* Begin ENTRIES SUPPLIED *

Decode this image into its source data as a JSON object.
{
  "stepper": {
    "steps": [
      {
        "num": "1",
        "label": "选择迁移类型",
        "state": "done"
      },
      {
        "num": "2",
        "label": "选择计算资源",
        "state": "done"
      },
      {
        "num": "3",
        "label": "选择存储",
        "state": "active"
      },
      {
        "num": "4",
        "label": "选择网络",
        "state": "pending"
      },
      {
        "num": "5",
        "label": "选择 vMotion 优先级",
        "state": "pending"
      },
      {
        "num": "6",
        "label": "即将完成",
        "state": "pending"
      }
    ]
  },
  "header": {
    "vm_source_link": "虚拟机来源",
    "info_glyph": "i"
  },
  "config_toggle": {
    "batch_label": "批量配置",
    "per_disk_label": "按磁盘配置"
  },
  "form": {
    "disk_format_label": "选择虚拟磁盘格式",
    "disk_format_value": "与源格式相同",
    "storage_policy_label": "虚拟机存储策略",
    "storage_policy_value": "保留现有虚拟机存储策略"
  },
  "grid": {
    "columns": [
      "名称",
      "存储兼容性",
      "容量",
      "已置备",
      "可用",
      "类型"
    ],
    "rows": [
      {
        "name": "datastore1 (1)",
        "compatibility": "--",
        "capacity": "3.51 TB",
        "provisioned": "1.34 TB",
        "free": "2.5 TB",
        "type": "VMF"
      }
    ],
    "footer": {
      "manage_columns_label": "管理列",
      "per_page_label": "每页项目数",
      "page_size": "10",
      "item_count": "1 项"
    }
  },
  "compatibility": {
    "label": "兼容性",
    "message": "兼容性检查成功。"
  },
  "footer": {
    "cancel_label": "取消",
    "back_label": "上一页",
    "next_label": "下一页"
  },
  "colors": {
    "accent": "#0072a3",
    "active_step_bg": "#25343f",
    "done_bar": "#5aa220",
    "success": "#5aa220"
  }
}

* End ENTRIES SUPPLIED *

> **PROBLEM TO SOLVE**: Repeat the lines above exactly.

> **OUTPUT FOR THIS TASK**:
Decode this image into its source data as a JSON object.
{
  "stepper": {
    "steps": [
      {
        "num": "1",
        "label": "选择迁移类型",
        "state": "done"
      },
      {
        "num": "2",
        "label": "选择计算资源",
        "state": "done"
      },
      {
        "num": "3",
        "label": "选择存储",
        "state": "active"
      },
      {
        "num": "4",
        "label": "选择网络",
        "state": "pending"
      },
      {
        "num": "5",
        "label": "选择 vMotion 优先级",
        "state": "pending"
      },
      {
        "num": "6",
        "label": "即将完成",
        "state": "pending"
      }
    ]
  },
  "header": {
    "vm_source_link": "虚拟机来源",
    "info_glyph": "i"
  },
  "config_toggle": {
    "batch_label": "批量配置",
    "per_disk_label": "按磁盘配置"
  },
  "form": {
    "disk_format_label": "选择虚拟磁盘格式",
    "disk_format_value": "与源格式相同",
    "storage_policy_label": "虚拟机存储策略",
    "storage_policy_value": "保留现有虚拟机存储策略"
  },
  "grid": {
    "columns": [
      "名称",
      "存储兼容性",
      "容量",
      "已置备",
      "可用",
      "类型"
    ],
    "rows": [
      {
        "name": "datastore1 (1)",
        "compatibility": "--",
        "capacity": "3.51 TB",
        "provisioned": "1.34 TB",
        "free": "2.5 TB",
        "type": "VMF"
      }
    ],
    "footer": {
      "manage_columns_label": "管理列",
      "per_page_label": "每页项目数",
      "page_size": "10",
      "item_count": "1 项"
    }
  },
  "compatibility": {
    "label": "兼容性",
    "message": "兼容性检查成功。"
  },
  "footer": {
    "cancel_label": "取消",
    "back_label": "上一页",
    "next_label": "下一页"
  },
  "colors": {
    "accent": "#0072a3",
    "active_step_bg": "#25343f",
    "done_bar": "#5aa220",
    "success": "#5aa220"
  }
}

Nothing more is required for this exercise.